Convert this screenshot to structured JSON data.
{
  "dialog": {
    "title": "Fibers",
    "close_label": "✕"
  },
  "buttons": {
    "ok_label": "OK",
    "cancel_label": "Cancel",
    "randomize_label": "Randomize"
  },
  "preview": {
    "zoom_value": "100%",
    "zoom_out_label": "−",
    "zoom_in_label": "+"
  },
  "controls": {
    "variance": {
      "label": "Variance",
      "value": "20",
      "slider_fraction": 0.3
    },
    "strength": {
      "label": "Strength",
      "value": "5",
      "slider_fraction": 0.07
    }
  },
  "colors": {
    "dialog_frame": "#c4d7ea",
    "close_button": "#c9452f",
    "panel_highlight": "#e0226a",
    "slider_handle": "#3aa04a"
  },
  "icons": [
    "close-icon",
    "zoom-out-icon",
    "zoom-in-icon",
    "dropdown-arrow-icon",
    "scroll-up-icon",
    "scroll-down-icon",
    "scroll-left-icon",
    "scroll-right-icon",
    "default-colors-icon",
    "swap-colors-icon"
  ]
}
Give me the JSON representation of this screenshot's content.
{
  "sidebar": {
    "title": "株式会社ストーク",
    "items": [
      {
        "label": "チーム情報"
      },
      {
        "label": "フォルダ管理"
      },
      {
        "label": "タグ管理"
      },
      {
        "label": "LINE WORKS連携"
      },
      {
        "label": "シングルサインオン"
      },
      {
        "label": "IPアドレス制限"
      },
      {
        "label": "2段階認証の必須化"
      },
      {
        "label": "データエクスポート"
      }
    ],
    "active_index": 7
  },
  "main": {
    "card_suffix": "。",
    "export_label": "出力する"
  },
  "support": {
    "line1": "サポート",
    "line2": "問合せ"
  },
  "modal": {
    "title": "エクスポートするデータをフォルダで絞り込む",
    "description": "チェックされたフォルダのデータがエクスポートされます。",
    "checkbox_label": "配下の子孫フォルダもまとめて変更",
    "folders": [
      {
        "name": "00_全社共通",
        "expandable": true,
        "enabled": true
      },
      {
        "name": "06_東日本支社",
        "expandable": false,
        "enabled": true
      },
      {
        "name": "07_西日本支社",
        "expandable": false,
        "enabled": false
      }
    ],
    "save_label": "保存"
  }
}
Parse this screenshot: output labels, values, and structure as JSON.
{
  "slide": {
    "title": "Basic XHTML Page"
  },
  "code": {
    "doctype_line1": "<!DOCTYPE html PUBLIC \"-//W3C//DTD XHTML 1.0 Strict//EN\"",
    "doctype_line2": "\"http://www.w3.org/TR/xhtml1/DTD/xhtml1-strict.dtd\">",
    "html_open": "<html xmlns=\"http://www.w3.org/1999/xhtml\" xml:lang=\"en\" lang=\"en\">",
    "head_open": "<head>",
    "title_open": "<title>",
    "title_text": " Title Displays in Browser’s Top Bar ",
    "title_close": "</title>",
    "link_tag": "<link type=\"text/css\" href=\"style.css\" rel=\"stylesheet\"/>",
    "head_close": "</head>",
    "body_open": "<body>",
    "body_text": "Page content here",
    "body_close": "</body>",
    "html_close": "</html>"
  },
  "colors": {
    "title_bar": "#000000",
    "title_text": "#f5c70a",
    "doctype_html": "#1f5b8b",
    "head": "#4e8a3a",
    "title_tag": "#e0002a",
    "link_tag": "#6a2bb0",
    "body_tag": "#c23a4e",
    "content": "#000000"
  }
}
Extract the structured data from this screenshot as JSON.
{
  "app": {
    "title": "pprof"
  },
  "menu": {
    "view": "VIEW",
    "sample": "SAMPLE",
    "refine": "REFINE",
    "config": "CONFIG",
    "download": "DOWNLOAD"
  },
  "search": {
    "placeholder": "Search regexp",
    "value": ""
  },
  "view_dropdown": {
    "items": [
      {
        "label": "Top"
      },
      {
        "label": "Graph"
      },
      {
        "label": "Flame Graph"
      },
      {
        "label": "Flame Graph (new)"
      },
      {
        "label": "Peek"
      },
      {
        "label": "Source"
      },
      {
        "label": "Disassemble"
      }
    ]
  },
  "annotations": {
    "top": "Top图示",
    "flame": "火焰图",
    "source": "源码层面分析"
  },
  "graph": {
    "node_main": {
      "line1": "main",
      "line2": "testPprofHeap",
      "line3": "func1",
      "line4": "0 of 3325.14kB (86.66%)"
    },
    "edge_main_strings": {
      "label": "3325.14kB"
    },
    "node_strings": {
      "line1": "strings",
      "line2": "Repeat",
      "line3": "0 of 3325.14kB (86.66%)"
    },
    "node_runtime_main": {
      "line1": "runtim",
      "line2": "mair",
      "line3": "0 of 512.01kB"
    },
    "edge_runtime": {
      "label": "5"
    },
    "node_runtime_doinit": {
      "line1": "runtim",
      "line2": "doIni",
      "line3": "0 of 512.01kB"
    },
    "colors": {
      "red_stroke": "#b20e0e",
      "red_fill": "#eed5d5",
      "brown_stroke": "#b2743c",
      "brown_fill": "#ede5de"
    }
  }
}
====
*Task to complete*
Report the number of lines above containing the word "head", with no other text.

*Completed exercise*
3